DIRECTIONS FOR THIS TASK >> Retype every one of the records below line for line, leaving out the pictures.

**** RECORDS TO PROCESS

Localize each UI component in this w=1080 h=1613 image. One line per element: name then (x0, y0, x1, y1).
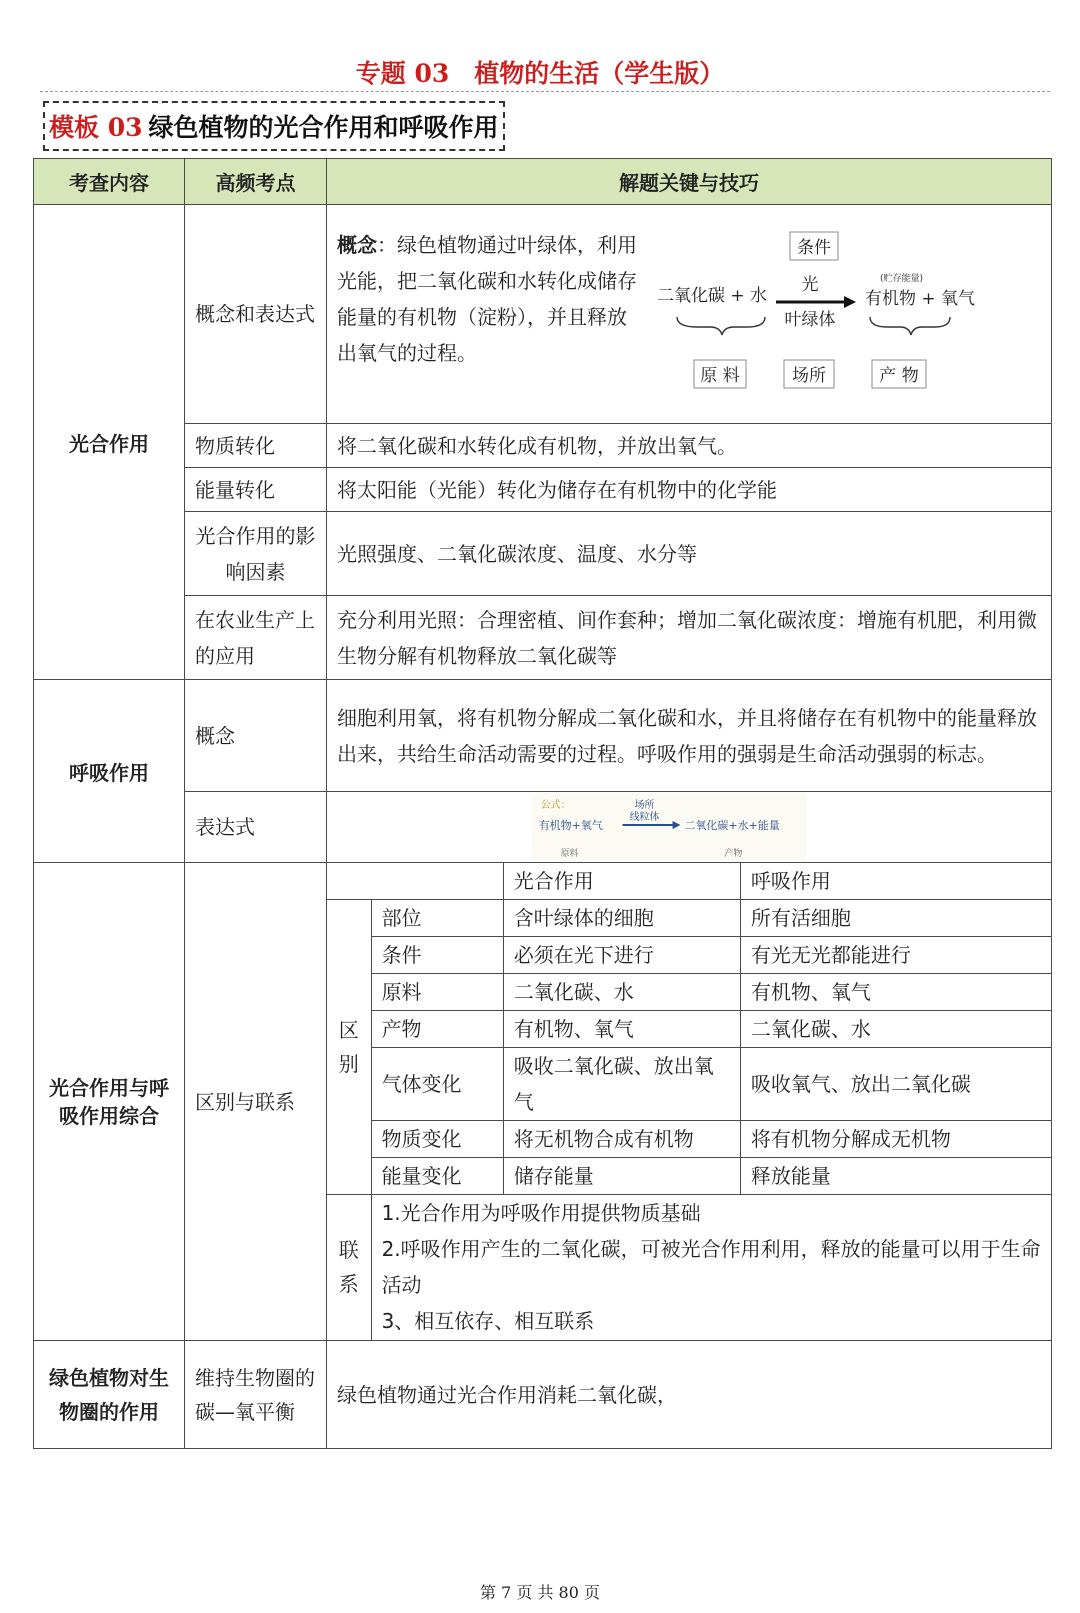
table-row (34, 596, 1052, 680)
comparison-photo: 含叶绿体的细胞 (503, 900, 740, 937)
biosphere-text: 绿色植物通过光合作用消耗二氧化碳， (327, 1341, 1052, 1449)
table-row (34, 863, 1052, 1341)
comparison-photo: 必须在光下进行 (503, 937, 740, 974)
diagram-light: 光 (801, 275, 819, 295)
header-content: 考查内容 (34, 159, 185, 205)
comparison-photo: 有机物、氧气 (503, 1011, 740, 1048)
section-prefix: 模板 03 (49, 113, 143, 142)
point-comparison: 区别与联系 (185, 863, 327, 1341)
comparison-item: 产物 (371, 1011, 503, 1048)
point-resp-concept: 概念 (185, 680, 327, 792)
comparison-item: 原料 (371, 974, 503, 1011)
resp-expr-cell (327, 792, 1052, 863)
comparison-item: 部位 (371, 900, 503, 937)
page-title: 专题 03 植物的生活（学生版） (355, 59, 725, 88)
diagram-products: 有机物 + 氧气 (864, 289, 976, 309)
material-text: 将二氧化碳和水转化成有机物，并放出氧气。 (327, 424, 1052, 468)
comparison-resp: 有机物、氧气 (740, 974, 1051, 1011)
energy-text: 将太阳能（光能）转化为储存在有机物中的化学能 (327, 468, 1052, 512)
concept-cell (327, 205, 1052, 424)
link-row (327, 1195, 1051, 1340)
table-row (34, 680, 1052, 792)
comparison-photo: 二氧化碳、水 (503, 974, 740, 1011)
comparison-row (327, 1158, 1051, 1195)
table-row (34, 792, 1052, 863)
comparison-row (327, 1048, 1051, 1121)
comparison-row (327, 900, 1051, 937)
comparison-item: 能量变化 (371, 1158, 503, 1195)
section-title: 绿色植物的光合作用和呼吸作用 (148, 113, 499, 142)
point-agriculture: 在农业生产上的应用 (185, 596, 327, 680)
diagram-box-raw: 原 料 (700, 366, 740, 386)
brace-raw (677, 317, 765, 335)
summary-table (33, 158, 1052, 1449)
comparison-row (327, 1121, 1051, 1158)
table-header-row (34, 159, 1052, 205)
formula-products: 二氧化碳+水+能量 (684, 818, 780, 832)
photosynthesis-equation-diagram (642, 205, 992, 423)
concept-label: 概念 (337, 233, 377, 257)
agriculture-text: 充分利用光照：合理密植、间作套种；增加二氧化碳浓度：增施有机肥，利用微生物分解有机物释放二氧化碳等 (327, 596, 1052, 680)
arrow-icon (844, 296, 856, 308)
header-point: 高频考点 (185, 159, 327, 205)
comparison-resp: 吸收氧气、放出二氧化碳 (740, 1048, 1051, 1121)
link-item: 1.光合作用为呼吸作用提供物质基础 (381, 1201, 701, 1226)
table-row (34, 424, 1052, 468)
formula-site: 线粒体 (629, 812, 660, 824)
comparison-col-resp: 呼吸作用 (740, 863, 1051, 900)
point-concept: 概念和表达式 (185, 205, 327, 424)
comparison-photo: 储存能量 (503, 1158, 740, 1195)
brace-product (870, 317, 950, 335)
formula-site-top: 场所 (634, 800, 655, 812)
comparison-photo: 吸收二氧化碳、放出氧气 (503, 1048, 740, 1121)
category-comparison: 光合作用与呼吸作用综合 (34, 863, 185, 1341)
concept-text: ：绿色植物通过叶绿体，利用光能，把二氧化碳和水转化成储存能量的有机物（淀粉），并且释放出氧气的过程。 (337, 233, 637, 365)
link-item: 2.呼吸作用产生的二氧化碳，可被光合作用利用，释放的能量可以用于生命活动 (381, 1237, 1041, 1298)
comparison-photo: 将无机物合成有机物 (503, 1121, 740, 1158)
comparison-resp: 释放能量 (740, 1158, 1051, 1195)
diagram-reactants: 二氧化碳 + 水 (656, 286, 768, 306)
factors-text: 光照强度、二氧化碳浓度、温度、水分等 (327, 512, 1052, 596)
comparison-row (327, 1011, 1051, 1048)
table-row (34, 468, 1052, 512)
diagram-box-product: 产 物 (879, 366, 919, 386)
point-energy: 能量转化 (185, 468, 327, 512)
comparison-header-row (327, 863, 1051, 900)
comparison-resp: 所有活细胞 (740, 900, 1051, 937)
photosynthesis-concept (337, 205, 642, 371)
formula-label: 公式： (540, 800, 571, 812)
formula-product: 产物 (724, 848, 743, 859)
link-item: 3、相互依存、相互联系 (381, 1309, 595, 1334)
comparison-resp: 有光无光都能进行 (740, 937, 1051, 974)
category-photosynthesis: 光合作用 (34, 205, 185, 680)
comparison-item: 物质变化 (371, 1121, 503, 1158)
comparison-resp: 二氧化碳、水 (740, 1011, 1051, 1048)
difference-text: 区别 (338, 1018, 359, 1076)
comparison-table (327, 863, 1051, 1340)
comparison-item: 条件 (371, 937, 503, 974)
comparison-blank (327, 863, 503, 900)
respiration-formula-image (327, 792, 1051, 862)
comparison-resp: 将有机物分解成无机物 (740, 1121, 1051, 1158)
point-resp-expr: 表达式 (185, 792, 327, 863)
link-content (371, 1195, 1051, 1340)
table-row (34, 1341, 1052, 1449)
table-row (34, 512, 1052, 596)
comparison-row (327, 937, 1051, 974)
resp-concept-text: 细胞利用氧，将有机物分解成二氧化碳和水，并且将储存在有机物中的能量释放出来，共给生命活动需要的过程。呼吸作用的强弱是生命活动强弱的标志。 (327, 680, 1052, 792)
point-material: 物质转化 (185, 424, 327, 468)
page-footer: 第 7 页 共 80 页 (480, 1583, 600, 1602)
title-divider (40, 91, 1050, 92)
diagram-box-site: 场所 (792, 366, 826, 386)
link-label-text: 联系 (338, 1238, 359, 1297)
section-heading (43, 101, 505, 151)
diagram-condition: 条件 (797, 238, 831, 258)
point-factors: 光合作用的影响因素 (185, 512, 327, 596)
header-tips: 解题关键与技巧 (327, 159, 1052, 205)
comparison-item: 气体变化 (371, 1048, 503, 1121)
category-biosphere: 绿色植物对生物圈的作用 (34, 1341, 185, 1449)
point-biosphere: 维持生物圈的碳—氧平衡 (185, 1341, 327, 1449)
comparison-row (327, 974, 1051, 1011)
formula-raw: 原料 (560, 848, 579, 859)
difference-label (327, 900, 371, 1195)
diagram-site: 叶绿体 (784, 310, 836, 330)
diagram-store-note: (贮存能量) (880, 274, 924, 284)
comparison-cell (327, 863, 1052, 1341)
category-respiration: 呼吸作用 (34, 680, 185, 863)
comparison-col-photo: 光合作用 (503, 863, 740, 900)
link-label (327, 1195, 371, 1340)
table-row (34, 205, 1052, 424)
formula-reactants: 有机物+氧气 (538, 818, 603, 832)
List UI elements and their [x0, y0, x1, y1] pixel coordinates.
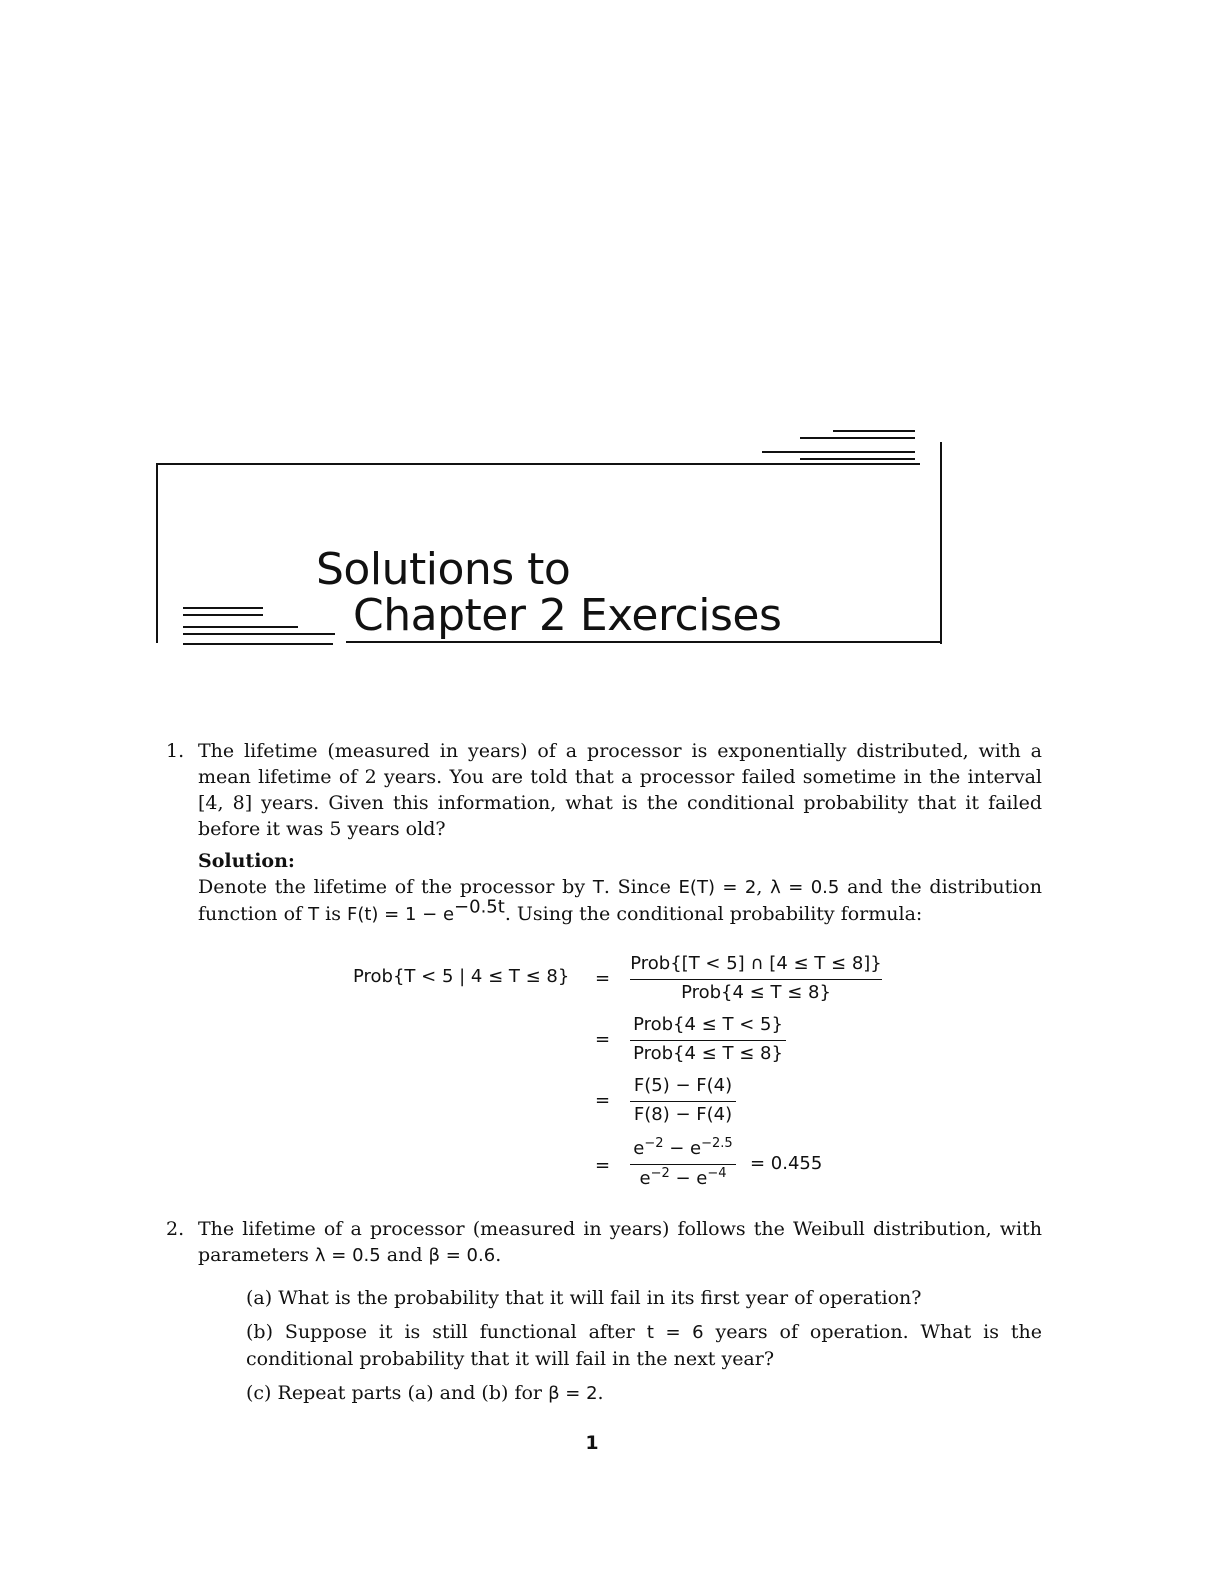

********

FINISHED TASK >>
Localize each UI component in this w=1080 h=1613 image. One line per element: name then (x0, y0, x1, y1).
table-row (34, 596, 1052, 680)
comparison-photo: 含叶绿体的细胞 (503, 900, 740, 937)
biosphere-text: 绿色植物通过光合作用消耗二氧化碳， (327, 1341, 1052, 1449)
table-row (34, 863, 1052, 1341)
comparison-photo: 必须在光下进行 (503, 937, 740, 974)
diagram-light: 光 (801, 275, 819, 295)
header-content: 考查内容 (34, 159, 185, 205)
comparison-photo: 有机物、氧气 (503, 1011, 740, 1048)
section-prefix: 模板 03 (49, 113, 143, 142)
point-comparison: 区别与联系 (185, 863, 327, 1341)
comparison-item: 产物 (371, 1011, 503, 1048)
point-resp-concept: 概念 (185, 680, 327, 792)
comparison-item: 原料 (371, 974, 503, 1011)
resp-expr-cell (327, 792, 1052, 863)
comparison-item: 部位 (371, 900, 503, 937)
page-title: 专题 03 植物的生活（学生版） (355, 59, 725, 88)
diagram-products: 有机物 + 氧气 (864, 289, 976, 309)
material-text: 将二氧化碳和水转化成有机物，并放出氧气。 (327, 424, 1052, 468)
comparison-resp: 有机物、氧气 (740, 974, 1051, 1011)
energy-text: 将太阳能（光能）转化为储存在有机物中的化学能 (327, 468, 1052, 512)
concept-cell (327, 205, 1052, 424)
link-row (327, 1195, 1051, 1340)
table-row (34, 680, 1052, 792)
comparison-photo: 二氧化碳、水 (503, 974, 740, 1011)
comparison-row (327, 1158, 1051, 1195)
table-row (34, 792, 1052, 863)
comparison-row (327, 1048, 1051, 1121)
comparison-row (327, 900, 1051, 937)
comparison-item: 能量变化 (371, 1158, 503, 1195)
section-title: 绿色植物的光合作用和呼吸作用 (148, 113, 499, 142)
point-agriculture: 在农业生产上的应用 (185, 596, 327, 680)
diagram-box-raw: 原 料 (700, 366, 740, 386)
brace-raw (677, 317, 765, 335)
summary-table (33, 158, 1052, 1449)
comparison-row (327, 1121, 1051, 1158)
table-header-row (34, 159, 1052, 205)
formula-products: 二氧化碳+水+能量 (684, 818, 780, 832)
photosynthesis-equation-diagram (642, 205, 992, 423)
concept-label: 概念 (337, 233, 377, 257)
agriculture-text: 充分利用光照：合理密植、间作套种；增加二氧化碳浓度：增施有机肥，利用微生物分解有机物释放二氧化碳等 (327, 596, 1052, 680)
arrow-icon (844, 296, 856, 308)
header-point: 高频考点 (185, 159, 327, 205)
comparison-resp: 吸收氧气、放出二氧化碳 (740, 1048, 1051, 1121)
link-item: 1.光合作用为呼吸作用提供物质基础 (381, 1201, 701, 1226)
table-row (34, 424, 1052, 468)
formula-site: 线粒体 (629, 812, 660, 824)
comparison-col-resp: 呼吸作用 (740, 863, 1051, 900)
point-concept: 概念和表达式 (185, 205, 327, 424)
comparison-photo: 储存能量 (503, 1158, 740, 1195)
brace-product (870, 317, 950, 335)
formula-site-top: 场所 (634, 800, 655, 812)
comparison-photo: 吸收二氧化碳、放出氧气 (503, 1048, 740, 1121)
category-comparison: 光合作用与呼吸作用综合 (34, 863, 185, 1341)
concept-text: ：绿色植物通过叶绿体，利用光能，把二氧化碳和水转化成储存能量的有机物（淀粉），并且释放出氧气的过程。 (337, 233, 637, 365)
link-item: 2.呼吸作用产生的二氧化碳，可被光合作用利用，释放的能量可以用于生命活动 (381, 1237, 1041, 1298)
comparison-photo: 将无机物合成有机物 (503, 1121, 740, 1158)
comparison-resp: 释放能量 (740, 1158, 1051, 1195)
diagram-reactants: 二氧化碳 + 水 (656, 286, 768, 306)
factors-text: 光照强度、二氧化碳浓度、温度、水分等 (327, 512, 1052, 596)
comparison-row (327, 1011, 1051, 1048)
table-row (34, 468, 1052, 512)
diagram-box-product: 产 物 (879, 366, 919, 386)
point-energy: 能量转化 (185, 468, 327, 512)
comparison-header-row (327, 863, 1051, 900)
comparison-resp: 所有活细胞 (740, 900, 1051, 937)
photosynthesis-concept (337, 205, 642, 371)
formula-label: 公式： (540, 800, 571, 812)
formula-product: 产物 (724, 848, 743, 859)
link-item: 3、相互依存、相互联系 (381, 1309, 595, 1334)
comparison-resp: 有光无光都能进行 (740, 937, 1051, 974)
category-photosynthesis: 光合作用 (34, 205, 185, 680)
comparison-item: 物质变化 (371, 1121, 503, 1158)
comparison-resp: 二氧化碳、水 (740, 1011, 1051, 1048)
difference-text: 区别 (338, 1018, 359, 1076)
comparison-table (327, 863, 1051, 1340)
comparison-item: 条件 (371, 937, 503, 974)
comparison-blank (327, 863, 503, 900)
respiration-formula-image (327, 792, 1051, 862)
comparison-resp: 将有机物分解成无机物 (740, 1121, 1051, 1158)
point-resp-expr: 表达式 (185, 792, 327, 863)
link-content (371, 1195, 1051, 1340)
table-row (34, 1341, 1052, 1449)
table-row (34, 512, 1052, 596)
comparison-row (327, 937, 1051, 974)
resp-concept-text: 细胞利用氧，将有机物分解成二氧化碳和水，并且将储存在有机物中的能量释放出来，共给生命活动需要的过程。呼吸作用的强弱是生命活动强弱的标志。 (327, 680, 1052, 792)
point-material: 物质转化 (185, 424, 327, 468)
page-footer: 第 7 页 共 80 页 (480, 1583, 600, 1602)
title-divider (40, 91, 1050, 92)
diagram-box-site: 场所 (792, 366, 826, 386)
link-label-text: 联系 (338, 1238, 359, 1297)
section-heading (43, 101, 505, 151)
diagram-condition: 条件 (797, 238, 831, 258)
point-factors: 光合作用的影响因素 (185, 512, 327, 596)
header-tips: 解题关键与技巧 (327, 159, 1052, 205)
comparison-item: 气体变化 (371, 1048, 503, 1121)
category-biosphere: 绿色植物对生物圈的作用 (34, 1341, 185, 1449)
point-biosphere: 维持生物圈的碳—氧平衡 (185, 1341, 327, 1449)
comparison-row (327, 974, 1051, 1011)
formula-raw: 原料 (560, 848, 579, 859)
difference-label (327, 900, 371, 1195)
diagram-site: 叶绿体 (784, 310, 836, 330)
diagram-store-note: (贮存能量) (880, 274, 924, 284)
comparison-cell (327, 863, 1052, 1341)
category-respiration: 呼吸作用 (34, 680, 185, 863)
comparison-col-photo: 光合作用 (503, 863, 740, 900)
link-label (327, 1195, 371, 1340)
table-row (34, 205, 1052, 424)
formula-reactants: 有机物+氧气 (538, 818, 603, 832)
List UI elements and their [x0, y0, x1, y1] pixel coordinates.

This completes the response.